WHAT THIS TASK INVOLVES: Search the data below for the word "text" and copy each line that holds it.

Dataset items
══════
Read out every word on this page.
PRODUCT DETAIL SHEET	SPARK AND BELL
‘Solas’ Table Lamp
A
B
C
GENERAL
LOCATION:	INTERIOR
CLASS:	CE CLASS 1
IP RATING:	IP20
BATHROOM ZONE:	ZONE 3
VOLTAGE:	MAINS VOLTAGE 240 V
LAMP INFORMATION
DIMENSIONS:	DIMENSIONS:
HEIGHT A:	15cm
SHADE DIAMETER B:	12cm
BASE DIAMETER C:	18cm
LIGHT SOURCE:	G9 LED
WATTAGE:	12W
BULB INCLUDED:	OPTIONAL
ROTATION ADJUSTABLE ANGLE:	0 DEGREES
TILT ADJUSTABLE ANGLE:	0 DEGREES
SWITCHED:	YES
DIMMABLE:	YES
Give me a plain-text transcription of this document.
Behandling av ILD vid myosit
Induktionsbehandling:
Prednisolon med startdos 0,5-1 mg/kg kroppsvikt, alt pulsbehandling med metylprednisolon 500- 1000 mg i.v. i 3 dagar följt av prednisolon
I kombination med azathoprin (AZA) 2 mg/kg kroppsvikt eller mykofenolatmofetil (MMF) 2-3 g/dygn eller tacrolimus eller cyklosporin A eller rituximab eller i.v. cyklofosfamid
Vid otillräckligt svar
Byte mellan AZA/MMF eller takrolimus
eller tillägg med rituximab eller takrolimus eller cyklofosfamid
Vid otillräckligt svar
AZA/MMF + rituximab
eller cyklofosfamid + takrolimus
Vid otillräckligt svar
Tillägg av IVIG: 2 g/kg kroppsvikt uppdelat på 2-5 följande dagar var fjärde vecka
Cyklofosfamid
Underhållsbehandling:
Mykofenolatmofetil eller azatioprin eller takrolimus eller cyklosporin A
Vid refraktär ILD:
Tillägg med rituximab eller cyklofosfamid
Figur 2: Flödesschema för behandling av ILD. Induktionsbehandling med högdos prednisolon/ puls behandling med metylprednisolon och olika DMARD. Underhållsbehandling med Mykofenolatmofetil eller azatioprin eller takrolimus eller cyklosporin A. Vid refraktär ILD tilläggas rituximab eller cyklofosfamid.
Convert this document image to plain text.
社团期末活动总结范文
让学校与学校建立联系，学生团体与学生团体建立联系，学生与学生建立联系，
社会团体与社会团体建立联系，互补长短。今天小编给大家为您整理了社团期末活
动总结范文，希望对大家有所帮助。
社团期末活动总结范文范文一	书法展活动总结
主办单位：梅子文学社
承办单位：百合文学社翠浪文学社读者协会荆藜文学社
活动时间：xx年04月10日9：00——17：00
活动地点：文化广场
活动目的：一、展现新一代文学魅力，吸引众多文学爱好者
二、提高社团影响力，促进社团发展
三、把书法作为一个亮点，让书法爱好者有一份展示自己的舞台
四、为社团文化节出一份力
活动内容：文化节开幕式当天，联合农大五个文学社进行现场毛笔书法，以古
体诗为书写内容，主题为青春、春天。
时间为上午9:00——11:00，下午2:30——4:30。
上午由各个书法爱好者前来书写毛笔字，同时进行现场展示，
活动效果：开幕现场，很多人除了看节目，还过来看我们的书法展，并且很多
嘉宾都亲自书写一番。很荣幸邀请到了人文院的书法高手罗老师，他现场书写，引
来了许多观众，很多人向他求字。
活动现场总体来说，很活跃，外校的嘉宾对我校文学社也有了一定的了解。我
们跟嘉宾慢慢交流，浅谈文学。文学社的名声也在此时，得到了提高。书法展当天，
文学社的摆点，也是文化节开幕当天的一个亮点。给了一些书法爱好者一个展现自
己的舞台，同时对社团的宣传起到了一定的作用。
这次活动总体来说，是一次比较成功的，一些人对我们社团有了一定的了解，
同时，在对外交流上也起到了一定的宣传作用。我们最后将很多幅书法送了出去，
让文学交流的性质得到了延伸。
══════
SOLUTION:
Give me a plain-text transcription of this document.
Convert this document image to plain text.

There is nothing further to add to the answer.